Word for word, quote all of the material, omitting the pictures.

### RECORDS SUPPLIED:
########################################

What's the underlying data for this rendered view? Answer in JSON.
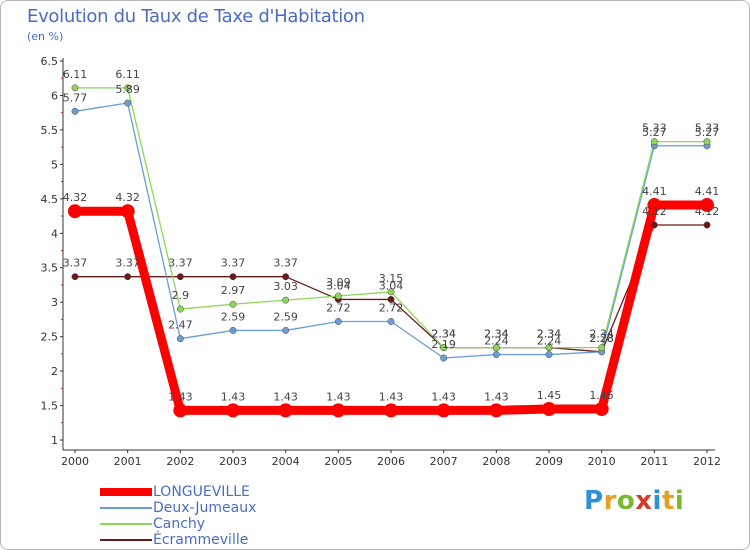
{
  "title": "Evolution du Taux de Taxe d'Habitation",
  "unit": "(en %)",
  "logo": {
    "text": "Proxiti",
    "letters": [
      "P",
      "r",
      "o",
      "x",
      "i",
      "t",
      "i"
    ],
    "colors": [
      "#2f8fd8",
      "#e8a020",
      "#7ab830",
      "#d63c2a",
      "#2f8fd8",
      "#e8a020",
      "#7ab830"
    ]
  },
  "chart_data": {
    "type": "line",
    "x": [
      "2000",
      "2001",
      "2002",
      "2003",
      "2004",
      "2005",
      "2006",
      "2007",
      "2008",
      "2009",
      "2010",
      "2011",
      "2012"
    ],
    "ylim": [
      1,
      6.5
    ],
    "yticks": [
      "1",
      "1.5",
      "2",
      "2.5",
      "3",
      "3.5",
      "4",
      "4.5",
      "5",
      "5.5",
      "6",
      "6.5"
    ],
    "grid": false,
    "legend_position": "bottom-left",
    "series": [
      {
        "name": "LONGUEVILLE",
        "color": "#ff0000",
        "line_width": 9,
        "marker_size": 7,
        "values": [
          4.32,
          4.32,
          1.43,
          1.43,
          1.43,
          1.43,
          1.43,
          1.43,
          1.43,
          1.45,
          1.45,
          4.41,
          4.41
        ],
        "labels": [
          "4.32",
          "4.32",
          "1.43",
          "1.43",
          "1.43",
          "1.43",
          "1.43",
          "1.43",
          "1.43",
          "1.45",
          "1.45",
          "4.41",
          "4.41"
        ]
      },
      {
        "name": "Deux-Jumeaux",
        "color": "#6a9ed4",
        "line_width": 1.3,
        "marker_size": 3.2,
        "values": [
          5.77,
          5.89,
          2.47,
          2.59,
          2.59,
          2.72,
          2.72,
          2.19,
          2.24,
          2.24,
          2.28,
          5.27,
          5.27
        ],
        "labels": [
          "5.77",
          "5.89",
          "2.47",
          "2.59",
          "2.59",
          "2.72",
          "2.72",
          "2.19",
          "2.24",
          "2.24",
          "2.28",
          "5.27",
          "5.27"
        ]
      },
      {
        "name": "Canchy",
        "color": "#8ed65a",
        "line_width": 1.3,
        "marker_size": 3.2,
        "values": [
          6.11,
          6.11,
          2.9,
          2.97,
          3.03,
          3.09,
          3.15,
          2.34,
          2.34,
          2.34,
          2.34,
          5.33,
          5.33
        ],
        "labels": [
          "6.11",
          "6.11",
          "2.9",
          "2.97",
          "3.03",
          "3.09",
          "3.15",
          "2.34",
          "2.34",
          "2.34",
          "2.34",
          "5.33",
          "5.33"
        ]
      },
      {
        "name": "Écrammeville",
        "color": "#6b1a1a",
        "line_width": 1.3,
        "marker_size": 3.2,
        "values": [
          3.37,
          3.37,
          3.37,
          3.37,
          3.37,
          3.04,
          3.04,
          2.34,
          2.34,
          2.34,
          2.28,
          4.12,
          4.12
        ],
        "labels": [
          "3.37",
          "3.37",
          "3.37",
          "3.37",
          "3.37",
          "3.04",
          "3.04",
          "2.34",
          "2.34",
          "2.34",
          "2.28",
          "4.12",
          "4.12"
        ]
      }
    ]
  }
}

########################################

### RESPONSE:
What's the underlying data for this rendered view? Answer in JSON.
{
  "title": "Evolution du Taux de Taxe d'Habitation",
  "unit": "(en %)",
  "logo": {
    "text": "Proxiti",
    "letters": [
      "P",
      "r",
      "o",
      "x",
      "i",
      "t",
      "i"
    ],
    "colors": [
      "#2f8fd8",
      "#e8a020",
      "#7ab830",
      "#d63c2a",
      "#2f8fd8",
      "#e8a020",
      "#7ab830"
    ]
  },
  "chart_data": {
    "type": "line",
    "x": [
      "2000",
      "2001",
      "2002",
      "2003",
      "2004",
      "2005",
      "2006",
      "2007",
      "2008",
      "2009",
      "2010",
      "2011",
      "2012"
    ],
    "ylim": [
      1,
      6.5
    ],
    "yticks": [
      "1",
      "1.5",
      "2",
      "2.5",
      "3",
      "3.5",
      "4",
      "4.5",
      "5",
      "5.5",
      "6",
      "6.5"
    ],
    "grid": false,
    "legend_position": "bottom-left",
    "series": [
      {
        "name": "LONGUEVILLE",
        "color": "#ff0000",
        "line_width": 9,
        "marker_size": 7,
        "values": [
          4.32,
          4.32,
          1.43,
          1.43,
          1.43,
          1.43,
          1.43,
          1.43,
          1.43,
          1.45,
          1.45,
          4.41,
          4.41
        ],
        "labels": [
          "4.32",
          "4.32",
          "1.43",
          "1.43",
          "1.43",
          "1.43",
          "1.43",
          "1.43",
          "1.43",
          "1.45",
          "1.45",
          "4.41",
          "4.41"
        ]
      },
      {
        "name": "Deux-Jumeaux",
        "color": "#6a9ed4",
        "line_width": 1.3,
        "marker_size": 3.2,
        "values": [
          5.77,
          5.89,
          2.47,
          2.59,
          2.59,
          2.72,
          2.72,
          2.19,
          2.24,
          2.24,
          2.28,
          5.27,
          5.27
        ],
        "labels": [
          "5.77",
          "5.89",
          "2.47",
          "2.59",
          "2.59",
          "2.72",
          "2.72",
          "2.19",
          "2.24",
          "2.24",
          "2.28",
          "5.27",
          "5.27"
        ]
      },
      {
        "name": "Canchy",
        "color": "#8ed65a",
        "line_width": 1.3,
        "marker_size": 3.2,
        "values": [
          6.11,
          6.11,
          2.9,
          2.97,
          3.03,
          3.09,
          3.15,
          2.34,
          2.34,
          2.34,
          2.34,
          5.33,
          5.33
        ],
        "labels": [
          "6.11",
          "6.11",
          "2.9",
          "2.97",
          "3.03",
          "3.09",
          "3.15",
          "2.34",
          "2.34",
          "2.34",
          "2.34",
          "5.33",
          "5.33"
        ]
      },
      {
        "name": "Écrammeville",
        "color": "#6b1a1a",
        "line_width": 1.3,
        "marker_size": 3.2,
        "values": [
          3.37,
          3.37,
          3.37,
          3.37,
          3.37,
          3.04,
          3.04,
          2.34,
          2.34,
          2.34,
          2.28,
          4.12,
          4.12
        ],
        "labels": [
          "3.37",
          "3.37",
          "3.37",
          "3.37",
          "3.37",
          "3.04",
          "3.04",
          "2.34",
          "2.34",
          "2.34",
          "2.28",
          "4.12",
          "4.12"
        ]
      }
    ]
  }
}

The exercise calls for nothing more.